Do this:
Copy each line below in which the string "κατὰ" occurs.
begin
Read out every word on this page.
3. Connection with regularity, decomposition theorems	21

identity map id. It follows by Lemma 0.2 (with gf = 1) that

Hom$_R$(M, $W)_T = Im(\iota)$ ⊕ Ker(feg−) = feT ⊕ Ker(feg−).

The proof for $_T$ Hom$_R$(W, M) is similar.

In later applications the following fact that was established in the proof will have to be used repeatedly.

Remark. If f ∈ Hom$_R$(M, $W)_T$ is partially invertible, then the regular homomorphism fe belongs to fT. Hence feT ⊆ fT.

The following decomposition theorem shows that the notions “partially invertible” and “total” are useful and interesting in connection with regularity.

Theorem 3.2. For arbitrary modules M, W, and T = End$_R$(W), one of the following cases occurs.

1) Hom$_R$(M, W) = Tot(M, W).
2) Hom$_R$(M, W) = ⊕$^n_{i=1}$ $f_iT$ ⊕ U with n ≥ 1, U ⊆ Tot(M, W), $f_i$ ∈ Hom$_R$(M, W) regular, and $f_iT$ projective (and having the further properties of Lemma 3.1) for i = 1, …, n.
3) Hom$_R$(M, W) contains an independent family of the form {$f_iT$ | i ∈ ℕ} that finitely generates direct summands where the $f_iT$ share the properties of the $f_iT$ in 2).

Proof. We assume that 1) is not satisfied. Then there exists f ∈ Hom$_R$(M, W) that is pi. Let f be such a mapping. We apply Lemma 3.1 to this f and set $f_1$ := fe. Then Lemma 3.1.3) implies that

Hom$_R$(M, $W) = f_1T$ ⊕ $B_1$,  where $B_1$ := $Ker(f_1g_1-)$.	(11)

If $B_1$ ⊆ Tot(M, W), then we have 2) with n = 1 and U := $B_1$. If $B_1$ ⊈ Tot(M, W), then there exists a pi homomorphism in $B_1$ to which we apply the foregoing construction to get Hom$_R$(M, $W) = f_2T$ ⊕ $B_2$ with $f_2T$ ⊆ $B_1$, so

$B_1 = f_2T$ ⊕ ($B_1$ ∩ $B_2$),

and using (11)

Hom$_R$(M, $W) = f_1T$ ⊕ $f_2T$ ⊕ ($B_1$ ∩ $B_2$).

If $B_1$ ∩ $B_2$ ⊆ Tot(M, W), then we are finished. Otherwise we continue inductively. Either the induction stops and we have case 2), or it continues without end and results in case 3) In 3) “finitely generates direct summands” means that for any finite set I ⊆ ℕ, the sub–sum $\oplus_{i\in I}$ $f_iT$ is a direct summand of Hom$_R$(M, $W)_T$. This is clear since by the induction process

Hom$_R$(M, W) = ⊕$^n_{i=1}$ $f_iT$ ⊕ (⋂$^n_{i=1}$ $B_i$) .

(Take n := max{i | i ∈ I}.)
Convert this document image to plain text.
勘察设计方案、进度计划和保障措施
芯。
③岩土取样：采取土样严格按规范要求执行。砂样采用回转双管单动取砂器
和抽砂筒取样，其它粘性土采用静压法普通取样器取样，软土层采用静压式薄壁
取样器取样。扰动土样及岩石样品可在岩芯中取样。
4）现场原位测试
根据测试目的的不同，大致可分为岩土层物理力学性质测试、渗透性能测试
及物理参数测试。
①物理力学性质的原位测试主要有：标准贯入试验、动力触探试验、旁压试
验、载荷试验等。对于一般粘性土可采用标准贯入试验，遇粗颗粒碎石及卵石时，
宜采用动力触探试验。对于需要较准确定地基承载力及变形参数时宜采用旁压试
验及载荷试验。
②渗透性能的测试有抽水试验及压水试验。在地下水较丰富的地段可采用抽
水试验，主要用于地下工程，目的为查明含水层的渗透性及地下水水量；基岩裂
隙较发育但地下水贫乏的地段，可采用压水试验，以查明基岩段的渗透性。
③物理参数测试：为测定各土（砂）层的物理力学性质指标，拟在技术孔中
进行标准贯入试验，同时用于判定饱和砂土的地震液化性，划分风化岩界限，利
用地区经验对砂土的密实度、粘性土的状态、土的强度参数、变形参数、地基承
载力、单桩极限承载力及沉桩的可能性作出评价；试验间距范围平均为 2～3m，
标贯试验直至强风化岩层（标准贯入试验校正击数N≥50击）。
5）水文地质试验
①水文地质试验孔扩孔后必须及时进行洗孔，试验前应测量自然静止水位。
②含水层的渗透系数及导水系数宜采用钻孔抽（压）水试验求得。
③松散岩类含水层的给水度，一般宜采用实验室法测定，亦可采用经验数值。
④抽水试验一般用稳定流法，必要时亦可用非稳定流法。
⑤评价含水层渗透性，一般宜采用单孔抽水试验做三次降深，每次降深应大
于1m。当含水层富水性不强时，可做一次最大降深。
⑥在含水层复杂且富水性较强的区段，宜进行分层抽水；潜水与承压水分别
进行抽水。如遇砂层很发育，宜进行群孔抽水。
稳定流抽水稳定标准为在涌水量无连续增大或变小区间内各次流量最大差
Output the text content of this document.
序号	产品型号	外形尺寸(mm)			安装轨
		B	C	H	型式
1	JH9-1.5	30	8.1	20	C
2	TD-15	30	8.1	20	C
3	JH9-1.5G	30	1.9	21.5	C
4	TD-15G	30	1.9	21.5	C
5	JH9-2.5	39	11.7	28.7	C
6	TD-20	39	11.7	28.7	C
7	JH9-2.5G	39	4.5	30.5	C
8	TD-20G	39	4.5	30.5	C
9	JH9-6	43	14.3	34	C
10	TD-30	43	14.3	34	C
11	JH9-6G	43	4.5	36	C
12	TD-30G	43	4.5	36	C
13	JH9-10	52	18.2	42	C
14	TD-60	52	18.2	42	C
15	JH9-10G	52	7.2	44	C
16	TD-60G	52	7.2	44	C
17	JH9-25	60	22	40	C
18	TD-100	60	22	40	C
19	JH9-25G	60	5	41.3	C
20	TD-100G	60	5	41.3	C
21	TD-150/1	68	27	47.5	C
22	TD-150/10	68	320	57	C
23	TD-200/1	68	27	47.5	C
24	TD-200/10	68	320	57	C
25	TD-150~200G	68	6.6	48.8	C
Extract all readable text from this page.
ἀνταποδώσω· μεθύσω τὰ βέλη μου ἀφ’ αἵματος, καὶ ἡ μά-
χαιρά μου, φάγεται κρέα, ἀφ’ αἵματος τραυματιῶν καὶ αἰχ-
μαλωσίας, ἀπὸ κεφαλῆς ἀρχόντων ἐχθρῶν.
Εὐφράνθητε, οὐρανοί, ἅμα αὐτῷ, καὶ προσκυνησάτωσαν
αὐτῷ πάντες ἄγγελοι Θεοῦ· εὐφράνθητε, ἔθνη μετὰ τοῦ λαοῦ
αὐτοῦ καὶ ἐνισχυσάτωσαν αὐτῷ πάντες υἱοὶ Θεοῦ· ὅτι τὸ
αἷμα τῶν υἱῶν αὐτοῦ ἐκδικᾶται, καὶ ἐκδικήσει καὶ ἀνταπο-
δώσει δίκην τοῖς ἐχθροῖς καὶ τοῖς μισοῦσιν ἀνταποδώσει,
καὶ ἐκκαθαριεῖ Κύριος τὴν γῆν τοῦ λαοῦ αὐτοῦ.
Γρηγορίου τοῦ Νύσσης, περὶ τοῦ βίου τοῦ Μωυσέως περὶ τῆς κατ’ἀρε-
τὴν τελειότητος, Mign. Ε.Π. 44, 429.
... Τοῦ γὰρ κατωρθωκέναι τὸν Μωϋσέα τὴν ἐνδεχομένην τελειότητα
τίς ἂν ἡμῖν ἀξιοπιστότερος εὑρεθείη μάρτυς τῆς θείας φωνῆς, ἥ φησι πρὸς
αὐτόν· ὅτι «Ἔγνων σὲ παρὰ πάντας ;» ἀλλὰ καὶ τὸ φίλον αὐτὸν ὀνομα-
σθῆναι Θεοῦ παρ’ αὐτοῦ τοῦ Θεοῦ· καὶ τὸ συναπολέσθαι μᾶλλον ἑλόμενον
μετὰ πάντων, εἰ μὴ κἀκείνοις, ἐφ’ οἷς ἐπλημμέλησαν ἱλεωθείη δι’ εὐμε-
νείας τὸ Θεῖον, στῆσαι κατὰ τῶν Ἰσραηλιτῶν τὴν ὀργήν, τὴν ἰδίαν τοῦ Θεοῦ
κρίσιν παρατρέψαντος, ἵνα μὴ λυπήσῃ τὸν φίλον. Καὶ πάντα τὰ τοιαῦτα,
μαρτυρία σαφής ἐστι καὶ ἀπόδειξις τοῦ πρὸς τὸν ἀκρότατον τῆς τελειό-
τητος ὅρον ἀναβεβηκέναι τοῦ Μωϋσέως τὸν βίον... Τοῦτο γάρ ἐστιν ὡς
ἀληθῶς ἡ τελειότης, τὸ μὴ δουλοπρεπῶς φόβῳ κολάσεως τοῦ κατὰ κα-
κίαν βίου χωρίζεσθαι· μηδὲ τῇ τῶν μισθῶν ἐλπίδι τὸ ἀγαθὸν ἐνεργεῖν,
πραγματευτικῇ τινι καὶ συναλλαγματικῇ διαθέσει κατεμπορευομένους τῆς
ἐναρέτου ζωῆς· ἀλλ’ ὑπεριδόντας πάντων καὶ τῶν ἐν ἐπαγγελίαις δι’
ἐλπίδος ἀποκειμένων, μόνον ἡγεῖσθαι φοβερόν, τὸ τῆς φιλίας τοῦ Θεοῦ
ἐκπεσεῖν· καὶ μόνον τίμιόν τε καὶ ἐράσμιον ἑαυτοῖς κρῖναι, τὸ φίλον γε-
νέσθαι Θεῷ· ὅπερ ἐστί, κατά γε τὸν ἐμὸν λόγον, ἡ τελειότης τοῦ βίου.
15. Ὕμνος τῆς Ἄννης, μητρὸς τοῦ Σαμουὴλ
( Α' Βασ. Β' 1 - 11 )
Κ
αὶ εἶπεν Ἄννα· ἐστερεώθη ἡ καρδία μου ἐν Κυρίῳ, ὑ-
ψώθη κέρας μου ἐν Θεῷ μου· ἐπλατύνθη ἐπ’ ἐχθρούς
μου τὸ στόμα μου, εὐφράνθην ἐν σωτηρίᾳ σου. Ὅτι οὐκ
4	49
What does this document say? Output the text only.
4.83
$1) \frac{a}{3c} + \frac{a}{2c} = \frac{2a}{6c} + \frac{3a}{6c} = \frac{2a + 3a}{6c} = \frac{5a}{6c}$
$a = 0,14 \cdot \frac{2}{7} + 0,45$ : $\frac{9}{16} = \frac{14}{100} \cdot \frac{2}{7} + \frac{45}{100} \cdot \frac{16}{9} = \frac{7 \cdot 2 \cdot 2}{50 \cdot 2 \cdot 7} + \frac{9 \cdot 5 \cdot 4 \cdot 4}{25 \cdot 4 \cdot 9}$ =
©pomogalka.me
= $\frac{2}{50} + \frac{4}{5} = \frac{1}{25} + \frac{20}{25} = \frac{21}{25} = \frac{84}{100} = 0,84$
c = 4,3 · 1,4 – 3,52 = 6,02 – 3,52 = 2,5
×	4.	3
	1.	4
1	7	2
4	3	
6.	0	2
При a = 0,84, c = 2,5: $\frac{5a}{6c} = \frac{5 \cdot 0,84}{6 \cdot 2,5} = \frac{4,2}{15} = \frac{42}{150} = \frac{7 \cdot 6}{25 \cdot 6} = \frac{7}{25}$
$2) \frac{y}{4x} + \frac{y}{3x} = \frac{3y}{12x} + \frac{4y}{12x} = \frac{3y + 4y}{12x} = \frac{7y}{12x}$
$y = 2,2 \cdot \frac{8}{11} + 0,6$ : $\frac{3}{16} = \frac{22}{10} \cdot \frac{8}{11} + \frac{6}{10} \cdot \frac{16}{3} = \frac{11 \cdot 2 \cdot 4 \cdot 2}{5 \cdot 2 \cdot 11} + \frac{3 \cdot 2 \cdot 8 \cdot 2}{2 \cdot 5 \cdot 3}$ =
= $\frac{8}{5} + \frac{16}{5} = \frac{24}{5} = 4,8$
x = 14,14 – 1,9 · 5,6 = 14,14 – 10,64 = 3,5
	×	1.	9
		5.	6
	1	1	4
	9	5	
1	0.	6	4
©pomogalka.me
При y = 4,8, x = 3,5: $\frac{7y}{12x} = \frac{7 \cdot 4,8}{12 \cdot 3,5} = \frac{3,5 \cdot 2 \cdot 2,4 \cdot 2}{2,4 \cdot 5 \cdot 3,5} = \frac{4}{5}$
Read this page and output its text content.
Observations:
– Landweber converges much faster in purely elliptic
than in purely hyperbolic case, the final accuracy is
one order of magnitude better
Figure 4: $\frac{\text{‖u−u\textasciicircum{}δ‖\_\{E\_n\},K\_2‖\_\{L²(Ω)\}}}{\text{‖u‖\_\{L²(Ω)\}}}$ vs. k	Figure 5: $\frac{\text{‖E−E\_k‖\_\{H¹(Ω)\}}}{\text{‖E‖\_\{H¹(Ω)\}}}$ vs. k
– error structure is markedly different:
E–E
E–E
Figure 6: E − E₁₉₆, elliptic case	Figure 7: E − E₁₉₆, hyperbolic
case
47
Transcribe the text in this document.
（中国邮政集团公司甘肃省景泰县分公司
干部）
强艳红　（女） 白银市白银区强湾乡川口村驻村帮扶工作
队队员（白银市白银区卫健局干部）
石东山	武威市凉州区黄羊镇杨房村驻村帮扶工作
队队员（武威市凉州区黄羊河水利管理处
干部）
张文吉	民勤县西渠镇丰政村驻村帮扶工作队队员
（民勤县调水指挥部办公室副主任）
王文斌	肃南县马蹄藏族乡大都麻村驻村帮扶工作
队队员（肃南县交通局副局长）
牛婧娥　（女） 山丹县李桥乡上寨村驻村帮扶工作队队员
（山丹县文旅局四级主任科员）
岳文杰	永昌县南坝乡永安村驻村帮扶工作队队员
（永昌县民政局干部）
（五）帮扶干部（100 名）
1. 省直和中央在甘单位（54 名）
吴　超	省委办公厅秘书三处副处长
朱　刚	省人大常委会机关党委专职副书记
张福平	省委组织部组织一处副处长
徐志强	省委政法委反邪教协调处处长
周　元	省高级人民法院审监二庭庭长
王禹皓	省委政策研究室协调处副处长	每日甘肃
end
Output for this task:
νείας τὸ Θεῖον, στῆσαι κατὰ τῶν Ἰσραηλιτῶν τὴν ὀργήν, τὴν ἰδίαν τοῦ Θεοῦ
ἀληθῶς ἡ τελειότης, τὸ μὴ δουλοπρεπῶς φόβῳ κολάσεως τοῦ κατὰ κα-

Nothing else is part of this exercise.